### [Set problem]
Extract all data as written.

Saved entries
##########
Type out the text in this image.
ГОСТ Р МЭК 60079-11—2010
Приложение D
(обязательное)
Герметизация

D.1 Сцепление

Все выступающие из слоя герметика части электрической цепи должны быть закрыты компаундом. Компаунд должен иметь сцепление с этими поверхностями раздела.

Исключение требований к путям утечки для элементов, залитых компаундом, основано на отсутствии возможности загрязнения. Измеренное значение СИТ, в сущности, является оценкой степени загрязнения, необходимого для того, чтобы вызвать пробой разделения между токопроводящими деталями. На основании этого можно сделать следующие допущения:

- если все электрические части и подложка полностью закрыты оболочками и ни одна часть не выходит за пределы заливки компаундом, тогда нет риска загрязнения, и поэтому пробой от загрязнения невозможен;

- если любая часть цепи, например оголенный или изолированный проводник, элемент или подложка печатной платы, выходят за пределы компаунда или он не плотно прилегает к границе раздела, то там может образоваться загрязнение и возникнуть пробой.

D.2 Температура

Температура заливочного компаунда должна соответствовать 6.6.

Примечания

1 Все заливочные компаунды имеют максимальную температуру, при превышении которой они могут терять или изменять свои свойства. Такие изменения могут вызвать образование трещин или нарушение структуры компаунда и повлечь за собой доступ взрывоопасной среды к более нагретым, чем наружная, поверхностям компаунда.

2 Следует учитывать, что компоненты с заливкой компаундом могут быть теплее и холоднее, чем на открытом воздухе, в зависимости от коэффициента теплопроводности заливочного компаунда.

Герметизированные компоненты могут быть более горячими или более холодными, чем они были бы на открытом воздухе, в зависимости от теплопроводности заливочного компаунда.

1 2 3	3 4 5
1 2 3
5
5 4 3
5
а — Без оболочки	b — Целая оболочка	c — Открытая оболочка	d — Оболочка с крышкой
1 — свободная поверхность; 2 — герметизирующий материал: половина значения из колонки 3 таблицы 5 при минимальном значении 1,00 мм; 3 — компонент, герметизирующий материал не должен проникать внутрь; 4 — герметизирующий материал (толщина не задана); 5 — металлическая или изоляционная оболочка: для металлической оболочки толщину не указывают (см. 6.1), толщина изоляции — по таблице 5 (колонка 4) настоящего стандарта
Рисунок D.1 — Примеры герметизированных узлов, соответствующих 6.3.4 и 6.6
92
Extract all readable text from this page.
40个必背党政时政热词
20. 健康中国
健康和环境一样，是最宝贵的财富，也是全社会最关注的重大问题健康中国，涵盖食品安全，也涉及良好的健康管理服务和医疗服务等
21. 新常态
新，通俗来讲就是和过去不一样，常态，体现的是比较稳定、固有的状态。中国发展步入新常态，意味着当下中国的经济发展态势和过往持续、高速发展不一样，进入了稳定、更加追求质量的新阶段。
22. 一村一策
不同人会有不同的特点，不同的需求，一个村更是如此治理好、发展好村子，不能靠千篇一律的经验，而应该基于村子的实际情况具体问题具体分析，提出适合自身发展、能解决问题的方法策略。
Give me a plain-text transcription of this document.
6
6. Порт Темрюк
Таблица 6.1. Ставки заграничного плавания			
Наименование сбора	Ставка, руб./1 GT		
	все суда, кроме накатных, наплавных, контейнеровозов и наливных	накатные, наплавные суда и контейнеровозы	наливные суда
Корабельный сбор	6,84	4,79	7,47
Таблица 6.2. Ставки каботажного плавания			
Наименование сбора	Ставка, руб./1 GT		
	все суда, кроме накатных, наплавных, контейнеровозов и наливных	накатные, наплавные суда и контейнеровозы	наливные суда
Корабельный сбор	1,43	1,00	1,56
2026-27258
##########
### [Problem solution]
Type out the text in this image.
ГОСТ Р МЭК 60079-11—2010
Приложение D
(обязательное)
Герметизация

D.1 Сцепление

Все выступающие из слоя герметика части электрической цепи должны быть закрыты компаундом. Компаунд должен иметь сцепление с этими поверхностями раздела.

Исключение требований к путям утечки для элементов, залитых компаундом, основано на отсутствии возможности загрязнения. Измеренное значение СИТ, в сущности, является оценкой степени загрязнения, необходимого для того, чтобы вызвать пробой разделения между токопроводящими деталями. На основании этого можно сделать следующие допущения:

- если все электрические части и подложка полностью закрыты оболочками и ни одна часть не выходит за пределы заливки компаундом, тогда нет риска загрязнения, и поэтому пробой от загрязнения невозможен;

- если любая часть цепи, например оголенный или изолированный проводник, элемент или подложка печатной платы, выходят за пределы компаунда или он не плотно прилегает к границе раздела, то там может образоваться загрязнение и возникнуть пробой.

D.2 Температура

Температура заливочного компаунда должна соответствовать 6.6.

Примечания

1 Все заливочные компаунды имеют максимальную температуру, при превышении которой они могут терять или изменять свои свойства. Такие изменения могут вызвать образование трещин или нарушение структуры компаунда и повлечь за собой доступ взрывоопасной среды к более нагретым, чем наружная, поверхностям компаунда.

2 Следует учитывать, что компоненты с заливкой компаундом могут быть теплее и холоднее, чем на открытом воздухе, в зависимости от коэффициента теплопроводности заливочного компаунда.

Герметизированные компоненты могут быть более горячими или более холодными, чем они были бы на открытом воздухе, в зависимости от теплопроводности заливочного компаунда.

1 2 3	3 4 5
1 2 3
5
5 4 3
5
а — Без оболочки	b — Целая оболочка	c — Открытая оболочка	d — Оболочка с крышкой
1 — свободная поверхность; 2 — герметизирующий материал: половина значения из колонки 3 таблицы 5 при минимальном значении 1,00 мм; 3 — компонент, герметизирующий материал не должен проникать внутрь; 4 — герметизирующий материал (толщина не задана); 5 — металлическая или изоляционная оболочка: для металлической оболочки толщину не указывают (см. 6.1), толщина изоляции — по таблице 5 (колонка 4) настоящего стандарта
Рисунок D.1 — Примеры герметизированных узлов, соответствующих 6.3.4 и 6.6
92
Extract all readable text from this page.
40个必背党政时政热词
20. 健康中国
健康和环境一样，是最宝贵的财富，也是全社会最关注的重大问题健康中国，涵盖食品安全，也涉及良好的健康管理服务和医疗服务等
21. 新常态
新，通俗来讲就是和过去不一样，常态，体现的是比较稳定、固有的状态。中国发展步入新常态，意味着当下中国的经济发展态势和过往持续、高速发展不一样，进入了稳定、更加追求质量的新阶段。
22. 一村一策
不同人会有不同的特点，不同的需求，一个村更是如此治理好、发展好村子，不能靠千篇一律的经验，而应该基于村子的实际情况具体问题具体分析，提出适合自身发展、能解决问题的方法策略。
Give me a plain-text transcription of this document.
6
6. Порт Темрюк
Таблица 6.1. Ставки заграничного плавания			
Наименование сбора	Ставка, руб./1 GT		
	все суда, кроме накатных, наплавных, контейнеровозов и наливных	накатные, наплавные суда и контейнеровозы	наливные суда
Корабельный сбор	6,84	4,79	7,47
Таблица 6.2. Ставки каботажного плавания			
Наименование сбора	Ставка, руб./1 GT		
	все суда, кроме накатных, наплавных, контейнеровозов и наливных	накатные, наплавные суда и контейнеровозы	наливные суда
Корабельный сбор	1,43	1,00	1,56
2026-27258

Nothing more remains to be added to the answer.